**WHAT THE TASK ASKS**
Look through the data below. Show each line where the string "Collections" occurs.
##############################
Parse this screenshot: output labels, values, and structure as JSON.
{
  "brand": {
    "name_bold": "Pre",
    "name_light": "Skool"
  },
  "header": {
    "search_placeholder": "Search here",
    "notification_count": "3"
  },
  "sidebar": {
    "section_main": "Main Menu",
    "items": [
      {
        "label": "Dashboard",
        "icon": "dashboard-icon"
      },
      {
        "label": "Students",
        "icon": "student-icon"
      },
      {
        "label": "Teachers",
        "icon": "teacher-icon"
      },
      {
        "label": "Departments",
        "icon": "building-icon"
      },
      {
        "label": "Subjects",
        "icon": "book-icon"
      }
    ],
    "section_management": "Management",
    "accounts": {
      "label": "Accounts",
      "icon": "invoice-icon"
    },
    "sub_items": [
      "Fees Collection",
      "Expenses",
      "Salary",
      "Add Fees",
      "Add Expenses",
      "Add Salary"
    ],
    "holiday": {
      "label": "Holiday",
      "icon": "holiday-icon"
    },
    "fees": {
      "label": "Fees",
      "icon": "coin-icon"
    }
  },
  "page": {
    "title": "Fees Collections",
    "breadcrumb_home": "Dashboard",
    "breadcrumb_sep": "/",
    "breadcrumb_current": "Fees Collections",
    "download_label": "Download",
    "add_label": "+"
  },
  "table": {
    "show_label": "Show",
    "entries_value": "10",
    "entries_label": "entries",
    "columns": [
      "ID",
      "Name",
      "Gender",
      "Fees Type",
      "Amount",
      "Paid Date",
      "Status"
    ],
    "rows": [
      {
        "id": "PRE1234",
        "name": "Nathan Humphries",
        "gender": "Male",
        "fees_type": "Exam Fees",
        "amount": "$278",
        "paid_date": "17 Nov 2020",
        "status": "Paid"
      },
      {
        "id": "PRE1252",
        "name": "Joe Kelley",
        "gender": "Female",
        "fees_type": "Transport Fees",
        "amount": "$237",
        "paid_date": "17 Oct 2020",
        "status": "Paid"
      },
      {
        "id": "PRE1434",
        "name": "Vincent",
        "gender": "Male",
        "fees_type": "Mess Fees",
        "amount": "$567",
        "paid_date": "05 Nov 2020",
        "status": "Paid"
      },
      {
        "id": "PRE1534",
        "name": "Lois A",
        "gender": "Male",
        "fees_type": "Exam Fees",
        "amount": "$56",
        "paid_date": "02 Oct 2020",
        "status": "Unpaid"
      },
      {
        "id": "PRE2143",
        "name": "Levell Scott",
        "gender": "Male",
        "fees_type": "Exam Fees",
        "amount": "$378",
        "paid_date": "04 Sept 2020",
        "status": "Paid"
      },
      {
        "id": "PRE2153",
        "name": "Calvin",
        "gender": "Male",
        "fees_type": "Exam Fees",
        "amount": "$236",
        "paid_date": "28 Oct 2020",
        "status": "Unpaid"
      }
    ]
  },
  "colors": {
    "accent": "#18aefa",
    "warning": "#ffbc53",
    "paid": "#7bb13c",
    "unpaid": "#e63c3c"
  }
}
##############################
**PROBLEM SOLUTION**
    "title": "Fees Collections",
    "breadcrumb_current": "Fees Collections",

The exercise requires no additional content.